Extract all lines from the data beneath that include the word "csproj".

== RECORD EXCERPTS ==
-- Begin --

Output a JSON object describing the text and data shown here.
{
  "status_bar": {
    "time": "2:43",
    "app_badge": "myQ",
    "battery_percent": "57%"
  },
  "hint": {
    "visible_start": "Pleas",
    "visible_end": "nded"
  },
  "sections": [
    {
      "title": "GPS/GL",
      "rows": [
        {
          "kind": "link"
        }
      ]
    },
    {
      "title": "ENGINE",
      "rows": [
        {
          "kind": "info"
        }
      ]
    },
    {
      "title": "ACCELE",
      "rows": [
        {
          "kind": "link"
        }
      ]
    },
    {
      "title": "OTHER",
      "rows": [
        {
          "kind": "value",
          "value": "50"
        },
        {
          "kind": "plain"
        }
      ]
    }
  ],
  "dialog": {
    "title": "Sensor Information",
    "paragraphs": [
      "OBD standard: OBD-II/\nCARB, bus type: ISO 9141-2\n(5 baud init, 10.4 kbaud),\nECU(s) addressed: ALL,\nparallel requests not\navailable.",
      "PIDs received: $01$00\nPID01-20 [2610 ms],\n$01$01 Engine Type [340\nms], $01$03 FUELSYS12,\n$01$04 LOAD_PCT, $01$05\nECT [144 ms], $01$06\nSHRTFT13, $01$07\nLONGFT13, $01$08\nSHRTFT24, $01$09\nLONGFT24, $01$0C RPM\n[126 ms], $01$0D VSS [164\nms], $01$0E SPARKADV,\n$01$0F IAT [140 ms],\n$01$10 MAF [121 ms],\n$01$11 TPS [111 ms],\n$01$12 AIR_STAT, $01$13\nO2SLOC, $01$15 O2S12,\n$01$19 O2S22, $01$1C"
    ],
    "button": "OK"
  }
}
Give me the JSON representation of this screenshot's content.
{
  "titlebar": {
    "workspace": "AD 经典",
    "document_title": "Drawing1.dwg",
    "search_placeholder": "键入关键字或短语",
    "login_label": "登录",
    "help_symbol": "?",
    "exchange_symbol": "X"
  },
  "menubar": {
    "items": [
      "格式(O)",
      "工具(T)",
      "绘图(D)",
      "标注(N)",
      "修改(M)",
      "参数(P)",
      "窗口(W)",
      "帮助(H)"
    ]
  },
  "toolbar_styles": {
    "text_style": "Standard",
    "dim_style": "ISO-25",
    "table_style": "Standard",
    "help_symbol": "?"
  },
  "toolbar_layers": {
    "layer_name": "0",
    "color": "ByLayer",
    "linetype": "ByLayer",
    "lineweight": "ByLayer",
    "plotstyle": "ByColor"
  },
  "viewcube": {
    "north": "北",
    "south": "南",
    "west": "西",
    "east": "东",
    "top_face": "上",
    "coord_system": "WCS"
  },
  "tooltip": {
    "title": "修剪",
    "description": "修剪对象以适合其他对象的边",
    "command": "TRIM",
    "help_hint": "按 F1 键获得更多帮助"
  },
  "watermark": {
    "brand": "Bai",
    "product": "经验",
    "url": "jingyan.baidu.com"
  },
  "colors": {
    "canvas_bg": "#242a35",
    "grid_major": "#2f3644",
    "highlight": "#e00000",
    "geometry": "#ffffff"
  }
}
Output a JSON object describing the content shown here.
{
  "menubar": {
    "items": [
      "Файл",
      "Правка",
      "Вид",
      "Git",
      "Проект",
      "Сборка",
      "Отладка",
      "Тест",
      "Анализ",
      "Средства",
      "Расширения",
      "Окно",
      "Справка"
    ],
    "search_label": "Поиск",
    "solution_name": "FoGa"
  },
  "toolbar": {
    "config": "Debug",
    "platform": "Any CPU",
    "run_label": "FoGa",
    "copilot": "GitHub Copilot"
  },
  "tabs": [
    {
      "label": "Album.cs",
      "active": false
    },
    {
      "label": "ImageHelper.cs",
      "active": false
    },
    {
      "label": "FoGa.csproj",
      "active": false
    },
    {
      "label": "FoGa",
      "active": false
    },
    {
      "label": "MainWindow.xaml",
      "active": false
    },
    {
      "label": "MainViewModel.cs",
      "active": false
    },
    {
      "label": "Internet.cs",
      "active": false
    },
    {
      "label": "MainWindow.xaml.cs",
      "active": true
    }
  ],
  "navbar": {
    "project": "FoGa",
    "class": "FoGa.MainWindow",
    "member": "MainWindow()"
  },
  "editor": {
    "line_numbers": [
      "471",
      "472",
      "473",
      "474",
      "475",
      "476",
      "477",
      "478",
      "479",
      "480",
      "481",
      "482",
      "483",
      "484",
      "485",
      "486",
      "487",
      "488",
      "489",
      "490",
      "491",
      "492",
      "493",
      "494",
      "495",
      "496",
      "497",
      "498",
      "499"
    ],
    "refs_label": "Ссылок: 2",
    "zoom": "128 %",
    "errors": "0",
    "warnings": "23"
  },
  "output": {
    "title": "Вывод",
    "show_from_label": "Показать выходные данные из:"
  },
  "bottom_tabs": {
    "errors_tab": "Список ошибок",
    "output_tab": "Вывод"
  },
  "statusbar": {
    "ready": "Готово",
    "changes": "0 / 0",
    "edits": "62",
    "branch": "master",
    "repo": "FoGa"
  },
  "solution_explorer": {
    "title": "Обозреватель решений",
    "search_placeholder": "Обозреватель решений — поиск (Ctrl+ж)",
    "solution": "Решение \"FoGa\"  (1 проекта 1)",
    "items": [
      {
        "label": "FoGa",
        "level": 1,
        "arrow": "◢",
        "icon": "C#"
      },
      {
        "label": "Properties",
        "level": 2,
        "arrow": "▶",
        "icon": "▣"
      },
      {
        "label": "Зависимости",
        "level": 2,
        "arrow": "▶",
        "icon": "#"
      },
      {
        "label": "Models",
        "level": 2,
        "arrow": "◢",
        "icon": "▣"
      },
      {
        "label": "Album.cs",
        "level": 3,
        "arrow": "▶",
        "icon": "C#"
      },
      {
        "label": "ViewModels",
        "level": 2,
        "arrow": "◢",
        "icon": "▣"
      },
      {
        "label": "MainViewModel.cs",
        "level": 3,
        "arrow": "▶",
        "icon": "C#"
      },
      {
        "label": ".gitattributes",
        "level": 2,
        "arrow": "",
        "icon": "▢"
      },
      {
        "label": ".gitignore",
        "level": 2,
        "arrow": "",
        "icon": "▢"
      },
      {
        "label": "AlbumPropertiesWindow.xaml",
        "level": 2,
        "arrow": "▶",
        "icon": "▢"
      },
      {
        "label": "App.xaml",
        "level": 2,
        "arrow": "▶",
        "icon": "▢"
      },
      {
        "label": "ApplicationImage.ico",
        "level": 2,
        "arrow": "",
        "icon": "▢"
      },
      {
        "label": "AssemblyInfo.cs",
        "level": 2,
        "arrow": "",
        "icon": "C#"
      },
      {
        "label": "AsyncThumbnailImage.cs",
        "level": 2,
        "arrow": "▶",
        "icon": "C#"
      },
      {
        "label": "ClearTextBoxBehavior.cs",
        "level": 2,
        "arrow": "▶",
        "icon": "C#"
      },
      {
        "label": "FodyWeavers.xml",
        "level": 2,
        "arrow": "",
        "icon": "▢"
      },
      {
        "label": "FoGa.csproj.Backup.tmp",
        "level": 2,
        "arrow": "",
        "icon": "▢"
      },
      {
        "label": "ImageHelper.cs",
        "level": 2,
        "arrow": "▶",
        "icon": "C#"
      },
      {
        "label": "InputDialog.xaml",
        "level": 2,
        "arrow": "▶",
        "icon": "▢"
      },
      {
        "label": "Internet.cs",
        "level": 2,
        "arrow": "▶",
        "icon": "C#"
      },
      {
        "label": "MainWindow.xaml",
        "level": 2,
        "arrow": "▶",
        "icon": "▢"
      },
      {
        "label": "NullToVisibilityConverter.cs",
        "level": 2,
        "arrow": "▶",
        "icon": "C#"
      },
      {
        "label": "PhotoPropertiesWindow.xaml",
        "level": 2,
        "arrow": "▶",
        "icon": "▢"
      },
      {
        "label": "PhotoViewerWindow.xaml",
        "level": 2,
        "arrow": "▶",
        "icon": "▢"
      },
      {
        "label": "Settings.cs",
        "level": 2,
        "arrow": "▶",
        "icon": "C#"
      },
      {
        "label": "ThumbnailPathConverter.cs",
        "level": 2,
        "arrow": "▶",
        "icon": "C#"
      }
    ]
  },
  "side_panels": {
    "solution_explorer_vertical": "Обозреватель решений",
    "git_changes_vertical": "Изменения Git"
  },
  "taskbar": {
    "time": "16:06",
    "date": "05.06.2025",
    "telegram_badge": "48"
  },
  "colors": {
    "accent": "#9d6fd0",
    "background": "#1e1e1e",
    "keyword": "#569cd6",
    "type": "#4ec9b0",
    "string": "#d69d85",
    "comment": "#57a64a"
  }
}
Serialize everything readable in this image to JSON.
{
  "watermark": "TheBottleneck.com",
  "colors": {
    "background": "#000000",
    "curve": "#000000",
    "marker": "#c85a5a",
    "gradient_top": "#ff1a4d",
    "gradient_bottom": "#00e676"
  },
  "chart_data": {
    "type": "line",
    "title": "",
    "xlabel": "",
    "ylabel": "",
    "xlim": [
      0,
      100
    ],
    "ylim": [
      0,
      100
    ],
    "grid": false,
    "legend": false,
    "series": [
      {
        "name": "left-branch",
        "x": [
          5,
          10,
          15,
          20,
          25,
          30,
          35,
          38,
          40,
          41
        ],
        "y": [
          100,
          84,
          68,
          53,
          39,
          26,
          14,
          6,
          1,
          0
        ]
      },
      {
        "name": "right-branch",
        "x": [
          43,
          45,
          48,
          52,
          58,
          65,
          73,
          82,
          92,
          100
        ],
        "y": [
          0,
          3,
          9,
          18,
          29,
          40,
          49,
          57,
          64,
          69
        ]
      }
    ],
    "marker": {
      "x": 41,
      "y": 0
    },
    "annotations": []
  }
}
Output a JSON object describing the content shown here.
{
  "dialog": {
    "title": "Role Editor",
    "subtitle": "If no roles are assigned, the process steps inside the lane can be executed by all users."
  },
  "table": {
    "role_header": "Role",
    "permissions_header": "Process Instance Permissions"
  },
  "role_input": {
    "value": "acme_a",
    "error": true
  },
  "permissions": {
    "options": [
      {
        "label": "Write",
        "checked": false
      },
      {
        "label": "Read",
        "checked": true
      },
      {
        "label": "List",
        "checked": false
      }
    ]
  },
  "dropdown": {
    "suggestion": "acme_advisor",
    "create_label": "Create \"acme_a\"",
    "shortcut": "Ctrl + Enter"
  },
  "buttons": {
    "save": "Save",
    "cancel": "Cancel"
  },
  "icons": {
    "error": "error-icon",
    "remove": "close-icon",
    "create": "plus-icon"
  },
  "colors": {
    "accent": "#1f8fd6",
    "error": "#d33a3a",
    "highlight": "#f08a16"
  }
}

-- End --

== WORKED ANSWER ==
      "label": "FoGa.csproj",
        "label": "FoGa.csproj.Backup.tmp",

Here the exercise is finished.